§ ENTRIES SUPPLIED:
↓↓↓

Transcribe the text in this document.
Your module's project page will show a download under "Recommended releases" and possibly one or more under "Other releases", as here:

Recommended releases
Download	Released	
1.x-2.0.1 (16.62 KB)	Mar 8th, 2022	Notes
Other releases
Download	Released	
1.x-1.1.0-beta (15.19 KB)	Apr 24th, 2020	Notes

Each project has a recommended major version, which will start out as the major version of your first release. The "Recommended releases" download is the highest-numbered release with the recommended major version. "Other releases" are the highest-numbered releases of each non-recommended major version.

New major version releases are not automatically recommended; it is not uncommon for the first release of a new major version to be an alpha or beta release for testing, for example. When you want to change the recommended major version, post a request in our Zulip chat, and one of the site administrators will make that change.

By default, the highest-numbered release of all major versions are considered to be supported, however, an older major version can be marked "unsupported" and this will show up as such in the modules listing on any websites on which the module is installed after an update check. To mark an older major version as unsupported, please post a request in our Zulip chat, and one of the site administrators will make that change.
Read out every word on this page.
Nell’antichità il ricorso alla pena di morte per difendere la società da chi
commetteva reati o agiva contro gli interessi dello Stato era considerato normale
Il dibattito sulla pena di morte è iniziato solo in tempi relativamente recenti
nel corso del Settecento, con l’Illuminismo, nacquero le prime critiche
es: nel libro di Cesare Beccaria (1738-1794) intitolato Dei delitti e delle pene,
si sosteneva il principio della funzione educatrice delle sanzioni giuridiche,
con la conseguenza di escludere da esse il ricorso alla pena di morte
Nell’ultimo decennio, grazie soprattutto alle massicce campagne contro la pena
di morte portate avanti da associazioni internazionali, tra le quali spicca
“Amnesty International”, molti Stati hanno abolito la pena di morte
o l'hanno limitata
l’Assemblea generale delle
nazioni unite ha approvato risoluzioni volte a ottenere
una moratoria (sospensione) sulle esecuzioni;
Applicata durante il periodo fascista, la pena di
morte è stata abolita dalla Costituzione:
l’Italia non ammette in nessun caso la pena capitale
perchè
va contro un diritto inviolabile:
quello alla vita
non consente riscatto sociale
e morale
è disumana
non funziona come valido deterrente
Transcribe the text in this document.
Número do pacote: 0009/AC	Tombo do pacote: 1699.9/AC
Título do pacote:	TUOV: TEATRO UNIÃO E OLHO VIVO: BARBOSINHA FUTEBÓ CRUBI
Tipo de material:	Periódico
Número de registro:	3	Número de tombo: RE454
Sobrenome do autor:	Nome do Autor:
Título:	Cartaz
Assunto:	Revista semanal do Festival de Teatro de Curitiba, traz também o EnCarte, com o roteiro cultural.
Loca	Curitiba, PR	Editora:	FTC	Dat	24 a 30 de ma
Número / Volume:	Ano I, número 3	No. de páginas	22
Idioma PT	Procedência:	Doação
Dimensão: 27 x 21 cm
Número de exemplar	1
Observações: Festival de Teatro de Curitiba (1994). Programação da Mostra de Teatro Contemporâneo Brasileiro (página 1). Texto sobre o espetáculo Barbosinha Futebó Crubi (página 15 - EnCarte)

↑↑↑

§ INSTRUCTION:
Reproduce the complete set of lines precisely as supplied.

§ SOLUTION TO THIS TASK:
Transcribe the text in this document.
Your module's project page will show a download under "Recommended releases" and possibly one or more under "Other releases", as here:

Recommended releases
Download	Released	
1.x-2.0.1 (16.62 KB)	Mar 8th, 2022	Notes
Other releases
Download	Released	
1.x-1.1.0-beta (15.19 KB)	Apr 24th, 2020	Notes

Each project has a recommended major version, which will start out as the major version of your first release. The "Recommended releases" download is the highest-numbered release with the recommended major version. "Other releases" are the highest-numbered releases of each non-recommended major version.

New major version releases are not automatically recommended; it is not uncommon for the first release of a new major version to be an alpha or beta release for testing, for example. When you want to change the recommended major version, post a request in our Zulip chat, and one of the site administrators will make that change.

By default, the highest-numbered release of all major versions are considered to be supported, however, an older major version can be marked "unsupported" and this will show up as such in the modules listing on any websites on which the module is installed after an update check. To mark an older major version as unsupported, please post a request in our Zulip chat, and one of the site administrators will make that change.
Read out every word on this page.
Nell’antichità il ricorso alla pena di morte per difendere la società da chi
commetteva reati o agiva contro gli interessi dello Stato era considerato normale
Il dibattito sulla pena di morte è iniziato solo in tempi relativamente recenti
nel corso del Settecento, con l’Illuminismo, nacquero le prime critiche
es: nel libro di Cesare Beccaria (1738-1794) intitolato Dei delitti e delle pene,
si sosteneva il principio della funzione educatrice delle sanzioni giuridiche,
con la conseguenza di escludere da esse il ricorso alla pena di morte
Nell’ultimo decennio, grazie soprattutto alle massicce campagne contro la pena
di morte portate avanti da associazioni internazionali, tra le quali spicca
“Amnesty International”, molti Stati hanno abolito la pena di morte
o l'hanno limitata
l’Assemblea generale delle
nazioni unite ha approvato risoluzioni volte a ottenere
una moratoria (sospensione) sulle esecuzioni;
Applicata durante il periodo fascista, la pena di
morte è stata abolita dalla Costituzione:
l’Italia non ammette in nessun caso la pena capitale
perchè
va contro un diritto inviolabile:
quello alla vita
non consente riscatto sociale
e morale
è disumana
non funziona come valido deterrente
Transcribe the text in this document.
Número do pacote: 0009/AC	Tombo do pacote: 1699.9/AC
Título do pacote:	TUOV: TEATRO UNIÃO E OLHO VIVO: BARBOSINHA FUTEBÓ CRUBI
Tipo de material:	Periódico
Número de registro:	3	Número de tombo: RE454
Sobrenome do autor:	Nome do Autor:
Título:	Cartaz
Assunto:	Revista semanal do Festival de Teatro de Curitiba, traz também o EnCarte, com o roteiro cultural.
Loca	Curitiba, PR	Editora:	FTC	Dat	24 a 30 de ma
Número / Volume:	Ano I, número 3	No. de páginas	22
Idioma PT	Procedência:	Doação
Dimensão: 27 x 21 cm
Número de exemplar	1
Observações: Festival de Teatro de Curitiba (1994). Programação da Mostra de Teatro Contemporâneo Brasileiro (página 1). Texto sobre o espetáculo Barbosinha Futebó Crubi (página 15 - EnCarte)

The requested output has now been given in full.